==== Task inputs

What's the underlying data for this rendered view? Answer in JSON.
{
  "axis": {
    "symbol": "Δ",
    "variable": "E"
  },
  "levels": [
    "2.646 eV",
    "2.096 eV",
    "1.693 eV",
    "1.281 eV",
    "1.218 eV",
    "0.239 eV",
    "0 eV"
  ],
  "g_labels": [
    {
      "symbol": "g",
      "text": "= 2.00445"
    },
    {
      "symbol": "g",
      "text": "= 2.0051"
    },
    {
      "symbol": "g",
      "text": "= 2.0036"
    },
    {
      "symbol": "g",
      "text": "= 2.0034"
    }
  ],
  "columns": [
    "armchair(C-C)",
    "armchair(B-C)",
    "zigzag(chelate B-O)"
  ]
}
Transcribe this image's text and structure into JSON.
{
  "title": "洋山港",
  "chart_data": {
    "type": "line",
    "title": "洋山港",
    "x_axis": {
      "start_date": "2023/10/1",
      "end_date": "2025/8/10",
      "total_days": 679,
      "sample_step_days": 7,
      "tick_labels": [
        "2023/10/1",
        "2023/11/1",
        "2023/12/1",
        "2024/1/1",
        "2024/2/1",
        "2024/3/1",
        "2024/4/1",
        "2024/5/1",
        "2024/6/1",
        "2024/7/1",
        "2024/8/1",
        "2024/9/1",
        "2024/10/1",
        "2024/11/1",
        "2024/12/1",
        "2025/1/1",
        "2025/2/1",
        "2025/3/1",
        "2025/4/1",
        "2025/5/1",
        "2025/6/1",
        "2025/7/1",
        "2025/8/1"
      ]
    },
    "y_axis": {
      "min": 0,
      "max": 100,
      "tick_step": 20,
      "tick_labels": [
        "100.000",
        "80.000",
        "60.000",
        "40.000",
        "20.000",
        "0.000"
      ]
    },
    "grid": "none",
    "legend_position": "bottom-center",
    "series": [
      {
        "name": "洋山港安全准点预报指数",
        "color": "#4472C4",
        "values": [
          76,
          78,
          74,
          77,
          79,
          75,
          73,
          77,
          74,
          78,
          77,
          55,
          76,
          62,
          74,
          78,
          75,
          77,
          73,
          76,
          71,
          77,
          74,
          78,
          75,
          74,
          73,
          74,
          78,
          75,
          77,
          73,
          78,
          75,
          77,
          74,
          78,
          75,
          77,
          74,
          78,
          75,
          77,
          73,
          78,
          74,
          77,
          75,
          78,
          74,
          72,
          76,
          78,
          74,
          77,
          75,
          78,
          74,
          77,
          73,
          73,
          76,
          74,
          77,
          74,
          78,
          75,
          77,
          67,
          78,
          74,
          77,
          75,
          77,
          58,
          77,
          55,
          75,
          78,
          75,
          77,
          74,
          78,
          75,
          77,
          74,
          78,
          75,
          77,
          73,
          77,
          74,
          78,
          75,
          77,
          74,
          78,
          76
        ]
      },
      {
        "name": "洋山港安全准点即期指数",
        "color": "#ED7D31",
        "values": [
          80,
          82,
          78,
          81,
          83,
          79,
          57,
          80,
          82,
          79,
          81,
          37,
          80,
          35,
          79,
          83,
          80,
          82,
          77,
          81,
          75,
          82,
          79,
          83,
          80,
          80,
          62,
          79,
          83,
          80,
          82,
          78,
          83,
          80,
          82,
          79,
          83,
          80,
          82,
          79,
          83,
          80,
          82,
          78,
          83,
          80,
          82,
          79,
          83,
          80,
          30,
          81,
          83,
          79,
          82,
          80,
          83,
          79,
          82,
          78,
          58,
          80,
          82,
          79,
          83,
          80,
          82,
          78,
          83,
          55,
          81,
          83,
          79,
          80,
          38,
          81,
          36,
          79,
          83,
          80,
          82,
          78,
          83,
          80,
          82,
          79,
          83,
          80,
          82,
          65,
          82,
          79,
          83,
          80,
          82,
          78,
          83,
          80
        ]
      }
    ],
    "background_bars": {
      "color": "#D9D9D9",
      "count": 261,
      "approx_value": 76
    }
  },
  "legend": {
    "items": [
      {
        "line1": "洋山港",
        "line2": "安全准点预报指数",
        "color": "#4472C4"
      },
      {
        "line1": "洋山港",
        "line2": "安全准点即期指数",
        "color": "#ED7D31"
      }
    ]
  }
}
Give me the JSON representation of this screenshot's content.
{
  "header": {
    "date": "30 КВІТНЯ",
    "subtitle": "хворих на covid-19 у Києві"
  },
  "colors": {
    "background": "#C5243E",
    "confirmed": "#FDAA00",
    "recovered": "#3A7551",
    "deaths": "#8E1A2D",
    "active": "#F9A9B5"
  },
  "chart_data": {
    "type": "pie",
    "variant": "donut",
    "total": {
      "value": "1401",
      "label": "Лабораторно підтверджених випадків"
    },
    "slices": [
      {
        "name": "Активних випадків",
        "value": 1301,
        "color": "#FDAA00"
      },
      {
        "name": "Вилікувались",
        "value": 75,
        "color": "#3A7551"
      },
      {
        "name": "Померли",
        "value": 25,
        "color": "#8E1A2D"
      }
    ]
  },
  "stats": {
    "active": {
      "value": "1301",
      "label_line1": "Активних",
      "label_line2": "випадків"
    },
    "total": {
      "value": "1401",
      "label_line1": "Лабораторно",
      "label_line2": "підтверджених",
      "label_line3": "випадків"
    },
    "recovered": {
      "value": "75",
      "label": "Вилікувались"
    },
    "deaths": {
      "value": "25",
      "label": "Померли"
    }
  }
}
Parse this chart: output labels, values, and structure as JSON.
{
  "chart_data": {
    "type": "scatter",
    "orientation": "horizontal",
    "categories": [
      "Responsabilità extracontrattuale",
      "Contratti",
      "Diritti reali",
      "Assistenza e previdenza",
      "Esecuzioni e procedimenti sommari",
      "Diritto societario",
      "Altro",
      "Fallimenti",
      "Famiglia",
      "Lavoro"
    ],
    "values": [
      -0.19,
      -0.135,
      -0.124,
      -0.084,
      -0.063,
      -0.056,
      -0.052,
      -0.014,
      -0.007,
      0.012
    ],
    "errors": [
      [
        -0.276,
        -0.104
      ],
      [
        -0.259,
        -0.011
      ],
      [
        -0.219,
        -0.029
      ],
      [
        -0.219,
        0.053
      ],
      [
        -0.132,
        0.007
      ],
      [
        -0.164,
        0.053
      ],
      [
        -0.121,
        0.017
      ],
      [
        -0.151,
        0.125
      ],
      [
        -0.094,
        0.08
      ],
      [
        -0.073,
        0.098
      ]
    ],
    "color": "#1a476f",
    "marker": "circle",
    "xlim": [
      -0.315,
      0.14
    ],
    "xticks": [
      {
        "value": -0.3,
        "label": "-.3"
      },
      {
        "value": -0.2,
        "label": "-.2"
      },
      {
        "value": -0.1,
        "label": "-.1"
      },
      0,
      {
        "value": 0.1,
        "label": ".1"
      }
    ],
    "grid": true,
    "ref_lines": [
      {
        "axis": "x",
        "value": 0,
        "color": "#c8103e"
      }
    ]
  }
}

========

— The task —
Copy all lines from the entries that contain the word "Активних".

— Response to this exercise —
        "name": "Активних випадків",
      "label_line1": "Активних",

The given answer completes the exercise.